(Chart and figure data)
'''

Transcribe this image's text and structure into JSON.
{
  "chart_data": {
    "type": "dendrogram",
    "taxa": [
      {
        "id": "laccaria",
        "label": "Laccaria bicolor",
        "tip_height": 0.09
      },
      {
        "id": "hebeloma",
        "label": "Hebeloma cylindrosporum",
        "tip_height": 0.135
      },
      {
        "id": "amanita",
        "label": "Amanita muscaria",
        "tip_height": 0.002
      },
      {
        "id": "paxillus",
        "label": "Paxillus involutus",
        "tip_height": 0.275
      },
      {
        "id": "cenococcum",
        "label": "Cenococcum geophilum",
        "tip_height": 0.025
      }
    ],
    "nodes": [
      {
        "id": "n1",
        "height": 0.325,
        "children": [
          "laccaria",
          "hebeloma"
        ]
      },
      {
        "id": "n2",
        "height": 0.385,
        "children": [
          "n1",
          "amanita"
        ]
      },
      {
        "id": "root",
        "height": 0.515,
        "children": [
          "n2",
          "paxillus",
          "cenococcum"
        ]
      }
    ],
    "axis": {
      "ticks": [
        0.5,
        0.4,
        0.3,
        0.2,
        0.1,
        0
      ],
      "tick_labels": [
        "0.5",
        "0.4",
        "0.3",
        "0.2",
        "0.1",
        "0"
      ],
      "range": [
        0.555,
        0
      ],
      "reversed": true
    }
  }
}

'''

Direction => Each line of the material should be duplicated exactly, please.

Reply to the task =>
Transcribe this image's text and structure into JSON.
{
  "chart_data": {
    "type": "dendrogram",
    "taxa": [
      {
        "id": "laccaria",
        "label": "Laccaria bicolor",
        "tip_height": 0.09
      },
      {
        "id": "hebeloma",
        "label": "Hebeloma cylindrosporum",
        "tip_height": 0.135
      },
      {
        "id": "amanita",
        "label": "Amanita muscaria",
        "tip_height": 0.002
      },
      {
        "id": "paxillus",
        "label": "Paxillus involutus",
        "tip_height": 0.275
      },
      {
        "id": "cenococcum",
        "label": "Cenococcum geophilum",
        "tip_height": 0.025
      }
    ],
    "nodes": [
      {
        "id": "n1",
        "height": 0.325,
        "children": [
          "laccaria",
          "hebeloma"
        ]
      },
      {
        "id": "n2",
        "height": 0.385,
        "children": [
          "n1",
          "amanita"
        ]
      },
      {
        "id": "root",
        "height": 0.515,
        "children": [
          "n2",
          "paxillus",
          "cenococcum"
        ]
      }
    ],
    "axis": {
      "ticks": [
        0.5,
        0.4,
        0.3,
        0.2,
        0.1,
        0
      ],
      "tick_labels": [
        "0.5",
        "0.4",
        "0.3",
        "0.2",
        "0.1",
        "0"
      ],
      "range": [
        0.555,
        0
      ],
      "reversed": true
    }
  }
}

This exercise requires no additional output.